Heathergreener12's picture

SS13 like many kids play a lot of video games BUT I have to wonder if something else is going on. SS13 will play ALL day if allowed and miserable if forced to do anything else. 
 

So I guess I'm wondering how do you know what is "normal" teen video game playing kid VS a underlying Troubled teen trying to escape his problems???

Rags's picture

Crappy parenting.

AshMar654's picture

If you let kids play games all day gues what they will do all day. They will play vidoe games. Video games are addicting there have been studies.

Did you know there are ways to restrict thier playing? You set up limits with parental controls or even better put the console in a mutual area where you can monitor and when time limit is up he has no access. You can put an app on your phone and change the limit through out the day. The switch has it. Honestly no kid should have unlimited acces to vidoe games and be able to play all day whenever they want, guess what that is exactly what they will do.

My personal opinion, I do not like video games personally. My son plays he is 11 and we let him one day control himself on how much he played guess what he was on it all day. We took the gamin away for a week and now set the parental controls. Was he not happy, well duh!. Guess what we gave you a chance you blew it so now we have really strict play time. It really is simple to take the games away. Again he is 14 he hates everything parents do.

· · · · · · ·

* Work to complete
1. List the usernames of everyone who posts in the forum thread about teen video game playing.
2. Put this sentence from the forum thread about teen video game playing into Spanish: "It really is simple to take the games away."
3. In the forum thread about teen video game playing, where does AshMar654 suggest placing the console?
The records have nothing to do with the forum thread.

· · · · · · ·

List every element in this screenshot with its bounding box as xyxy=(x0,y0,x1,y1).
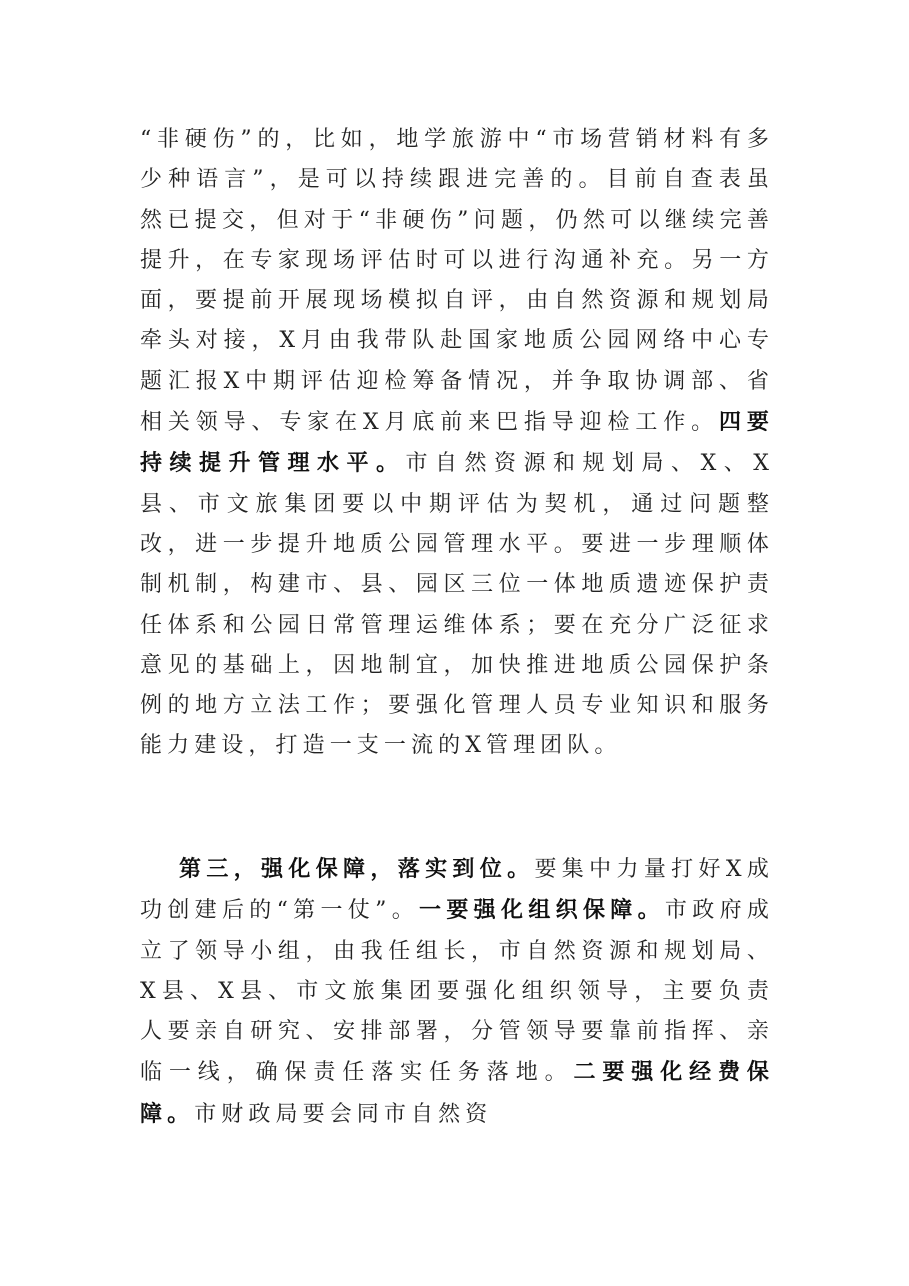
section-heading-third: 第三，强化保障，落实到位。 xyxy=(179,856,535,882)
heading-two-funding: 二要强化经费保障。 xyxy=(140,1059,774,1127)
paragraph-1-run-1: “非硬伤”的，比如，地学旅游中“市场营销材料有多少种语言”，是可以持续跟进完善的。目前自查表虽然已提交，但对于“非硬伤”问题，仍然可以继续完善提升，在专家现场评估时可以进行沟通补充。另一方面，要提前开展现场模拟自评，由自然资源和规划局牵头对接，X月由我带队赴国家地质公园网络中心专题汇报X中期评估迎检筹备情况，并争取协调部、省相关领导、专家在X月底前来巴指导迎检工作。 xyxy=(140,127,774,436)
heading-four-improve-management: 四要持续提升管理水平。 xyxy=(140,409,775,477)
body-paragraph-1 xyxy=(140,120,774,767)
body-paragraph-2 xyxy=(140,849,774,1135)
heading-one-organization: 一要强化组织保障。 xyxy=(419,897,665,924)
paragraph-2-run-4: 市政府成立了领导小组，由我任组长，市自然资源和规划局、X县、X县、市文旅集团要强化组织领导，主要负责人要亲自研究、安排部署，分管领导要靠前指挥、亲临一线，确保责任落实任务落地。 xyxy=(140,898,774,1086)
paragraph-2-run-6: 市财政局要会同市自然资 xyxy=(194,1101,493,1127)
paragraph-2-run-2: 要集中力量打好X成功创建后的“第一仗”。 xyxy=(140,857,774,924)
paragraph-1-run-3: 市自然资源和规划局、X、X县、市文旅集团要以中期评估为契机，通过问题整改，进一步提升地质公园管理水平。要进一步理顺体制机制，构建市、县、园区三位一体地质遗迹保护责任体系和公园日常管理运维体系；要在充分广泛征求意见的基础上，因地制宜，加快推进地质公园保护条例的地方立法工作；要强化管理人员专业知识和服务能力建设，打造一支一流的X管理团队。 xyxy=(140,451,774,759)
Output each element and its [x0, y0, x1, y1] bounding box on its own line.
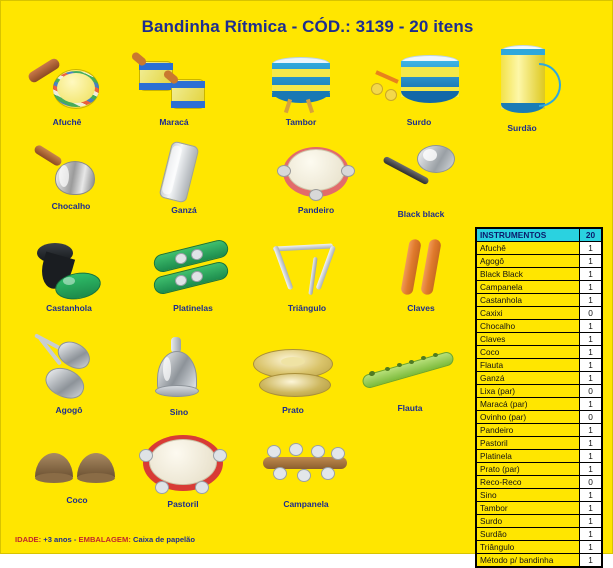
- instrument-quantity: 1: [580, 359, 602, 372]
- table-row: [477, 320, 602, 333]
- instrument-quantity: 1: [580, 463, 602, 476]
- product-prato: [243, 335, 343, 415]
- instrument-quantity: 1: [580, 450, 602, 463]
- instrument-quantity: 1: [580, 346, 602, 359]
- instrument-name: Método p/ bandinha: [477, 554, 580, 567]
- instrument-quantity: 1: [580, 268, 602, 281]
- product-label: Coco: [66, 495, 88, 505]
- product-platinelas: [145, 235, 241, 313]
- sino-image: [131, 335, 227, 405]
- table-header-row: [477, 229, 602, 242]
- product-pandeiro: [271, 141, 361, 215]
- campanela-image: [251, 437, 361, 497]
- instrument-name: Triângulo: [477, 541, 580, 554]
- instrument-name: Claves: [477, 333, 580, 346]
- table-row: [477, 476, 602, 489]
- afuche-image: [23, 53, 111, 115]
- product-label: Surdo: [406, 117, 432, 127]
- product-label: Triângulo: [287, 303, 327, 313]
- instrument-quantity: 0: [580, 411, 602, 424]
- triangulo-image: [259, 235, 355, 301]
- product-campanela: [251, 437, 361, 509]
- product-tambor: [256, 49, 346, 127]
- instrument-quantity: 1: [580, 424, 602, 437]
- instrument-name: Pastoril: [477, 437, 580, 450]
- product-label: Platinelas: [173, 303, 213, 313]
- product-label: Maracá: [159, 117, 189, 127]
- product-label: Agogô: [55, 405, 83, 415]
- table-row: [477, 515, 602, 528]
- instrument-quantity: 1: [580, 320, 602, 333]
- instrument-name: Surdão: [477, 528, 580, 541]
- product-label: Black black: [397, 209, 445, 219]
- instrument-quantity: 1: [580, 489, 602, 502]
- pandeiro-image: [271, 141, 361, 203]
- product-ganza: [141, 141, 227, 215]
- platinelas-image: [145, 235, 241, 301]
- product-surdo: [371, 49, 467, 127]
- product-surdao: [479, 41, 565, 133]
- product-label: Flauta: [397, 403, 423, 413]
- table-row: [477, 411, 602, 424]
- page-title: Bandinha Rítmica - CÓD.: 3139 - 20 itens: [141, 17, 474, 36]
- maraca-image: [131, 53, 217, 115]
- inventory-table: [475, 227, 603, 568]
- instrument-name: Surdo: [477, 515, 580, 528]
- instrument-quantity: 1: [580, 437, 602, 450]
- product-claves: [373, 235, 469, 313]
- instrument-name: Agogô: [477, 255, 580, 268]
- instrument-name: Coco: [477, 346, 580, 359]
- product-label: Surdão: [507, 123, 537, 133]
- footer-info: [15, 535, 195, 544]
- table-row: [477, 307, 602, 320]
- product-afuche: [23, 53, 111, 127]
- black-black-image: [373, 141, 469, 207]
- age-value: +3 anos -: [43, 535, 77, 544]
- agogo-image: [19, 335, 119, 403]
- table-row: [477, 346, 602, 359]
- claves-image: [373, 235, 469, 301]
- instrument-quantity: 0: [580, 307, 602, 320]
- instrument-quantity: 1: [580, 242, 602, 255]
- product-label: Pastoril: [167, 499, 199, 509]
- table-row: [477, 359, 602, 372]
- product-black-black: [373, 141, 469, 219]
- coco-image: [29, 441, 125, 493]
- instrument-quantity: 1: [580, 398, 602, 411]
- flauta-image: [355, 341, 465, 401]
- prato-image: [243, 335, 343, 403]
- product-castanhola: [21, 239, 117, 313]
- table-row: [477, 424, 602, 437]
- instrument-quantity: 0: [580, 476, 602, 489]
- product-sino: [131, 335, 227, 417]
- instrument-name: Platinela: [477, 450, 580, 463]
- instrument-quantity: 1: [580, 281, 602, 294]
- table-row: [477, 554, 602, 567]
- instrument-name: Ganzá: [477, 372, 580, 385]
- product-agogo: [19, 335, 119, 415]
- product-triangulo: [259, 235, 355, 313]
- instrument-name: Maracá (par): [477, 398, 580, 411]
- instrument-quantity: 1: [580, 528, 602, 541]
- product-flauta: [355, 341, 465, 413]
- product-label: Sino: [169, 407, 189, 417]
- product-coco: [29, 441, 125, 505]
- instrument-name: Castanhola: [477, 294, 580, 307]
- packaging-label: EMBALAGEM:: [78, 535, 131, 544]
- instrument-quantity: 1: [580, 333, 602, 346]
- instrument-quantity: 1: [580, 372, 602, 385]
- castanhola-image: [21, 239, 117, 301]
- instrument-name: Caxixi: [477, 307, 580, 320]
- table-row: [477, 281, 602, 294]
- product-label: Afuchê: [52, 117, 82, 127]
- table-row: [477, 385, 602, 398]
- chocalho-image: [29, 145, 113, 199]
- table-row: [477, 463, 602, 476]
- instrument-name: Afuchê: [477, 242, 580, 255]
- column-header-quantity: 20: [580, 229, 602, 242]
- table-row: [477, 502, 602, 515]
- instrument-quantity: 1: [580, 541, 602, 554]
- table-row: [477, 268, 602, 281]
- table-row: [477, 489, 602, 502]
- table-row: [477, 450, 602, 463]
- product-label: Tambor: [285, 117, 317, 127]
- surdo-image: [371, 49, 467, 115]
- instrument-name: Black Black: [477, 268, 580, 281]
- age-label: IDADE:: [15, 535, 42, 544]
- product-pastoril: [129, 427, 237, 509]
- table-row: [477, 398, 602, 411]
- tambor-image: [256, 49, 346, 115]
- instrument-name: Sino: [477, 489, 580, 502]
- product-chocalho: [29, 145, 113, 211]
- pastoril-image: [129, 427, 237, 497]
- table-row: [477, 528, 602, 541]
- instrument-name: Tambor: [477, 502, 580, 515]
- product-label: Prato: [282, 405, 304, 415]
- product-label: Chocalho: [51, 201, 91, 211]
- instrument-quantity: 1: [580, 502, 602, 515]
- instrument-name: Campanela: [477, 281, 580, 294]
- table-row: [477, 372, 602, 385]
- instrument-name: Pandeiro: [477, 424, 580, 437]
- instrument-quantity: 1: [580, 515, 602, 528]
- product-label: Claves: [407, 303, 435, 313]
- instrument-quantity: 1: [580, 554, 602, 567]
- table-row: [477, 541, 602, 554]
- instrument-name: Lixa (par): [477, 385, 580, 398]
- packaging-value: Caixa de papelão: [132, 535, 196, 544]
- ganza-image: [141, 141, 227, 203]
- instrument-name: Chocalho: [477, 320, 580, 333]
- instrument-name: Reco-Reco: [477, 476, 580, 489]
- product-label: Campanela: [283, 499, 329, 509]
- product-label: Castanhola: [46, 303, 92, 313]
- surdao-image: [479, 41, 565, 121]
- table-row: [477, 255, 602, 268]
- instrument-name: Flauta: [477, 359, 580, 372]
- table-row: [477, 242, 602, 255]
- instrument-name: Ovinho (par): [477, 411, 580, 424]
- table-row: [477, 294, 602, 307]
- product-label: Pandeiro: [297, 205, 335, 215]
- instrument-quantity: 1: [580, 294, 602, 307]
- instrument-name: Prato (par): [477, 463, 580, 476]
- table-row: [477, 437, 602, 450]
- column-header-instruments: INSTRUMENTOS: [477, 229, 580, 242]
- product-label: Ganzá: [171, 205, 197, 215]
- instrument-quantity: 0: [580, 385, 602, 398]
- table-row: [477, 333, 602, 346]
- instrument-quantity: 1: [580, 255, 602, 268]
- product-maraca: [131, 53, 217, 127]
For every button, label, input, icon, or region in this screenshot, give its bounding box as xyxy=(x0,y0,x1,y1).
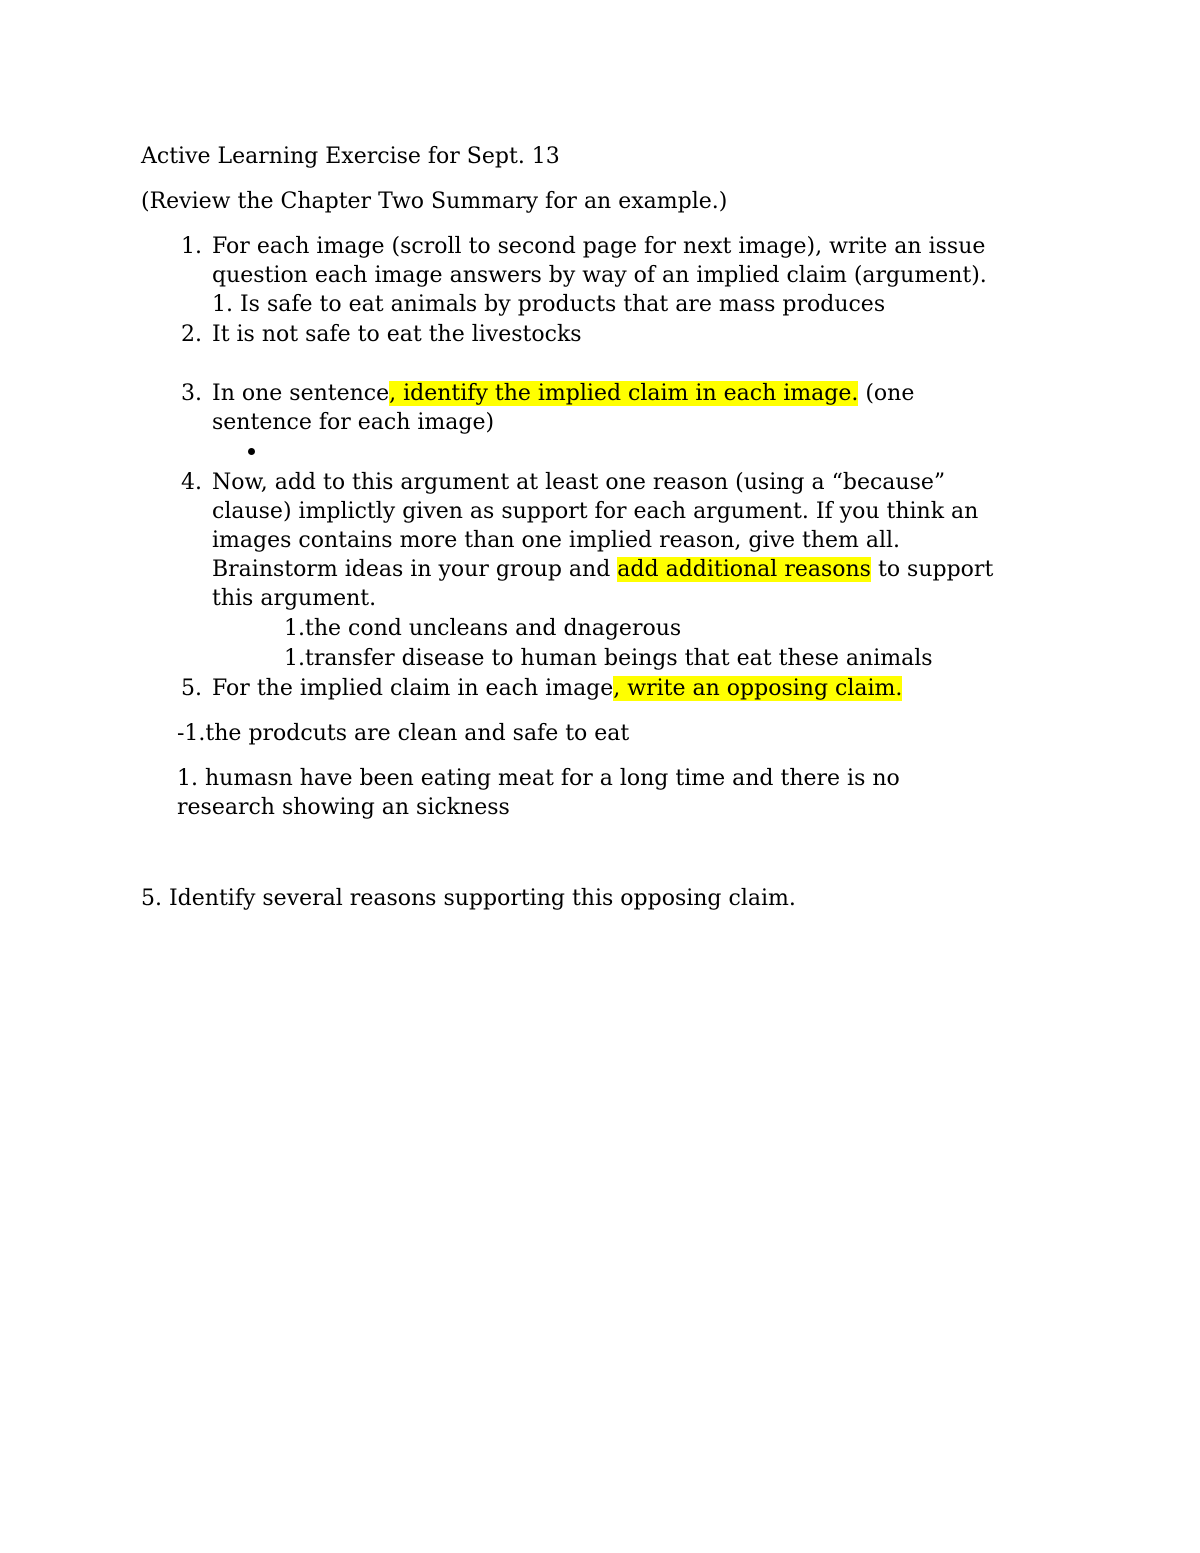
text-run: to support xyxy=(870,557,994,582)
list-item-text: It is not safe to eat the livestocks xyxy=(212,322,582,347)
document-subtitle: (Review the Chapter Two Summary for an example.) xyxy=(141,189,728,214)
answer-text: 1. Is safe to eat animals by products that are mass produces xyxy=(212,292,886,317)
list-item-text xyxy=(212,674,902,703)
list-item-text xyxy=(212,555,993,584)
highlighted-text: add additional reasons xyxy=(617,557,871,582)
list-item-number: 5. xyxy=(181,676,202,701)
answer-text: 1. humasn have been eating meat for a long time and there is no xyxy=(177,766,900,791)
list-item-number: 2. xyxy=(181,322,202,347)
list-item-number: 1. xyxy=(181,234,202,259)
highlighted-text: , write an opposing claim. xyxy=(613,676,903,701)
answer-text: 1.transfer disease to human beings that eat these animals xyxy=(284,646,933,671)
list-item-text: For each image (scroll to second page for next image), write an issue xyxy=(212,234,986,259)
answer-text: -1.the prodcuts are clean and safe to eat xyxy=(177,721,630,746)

· · · · · · ·

* Full answers
1.
Heathergreener12
Rags
AshMar654

2. Realmente es sencillo quitarle los juegos.

3. In a shared ("mutual") area where the parent can monitor it.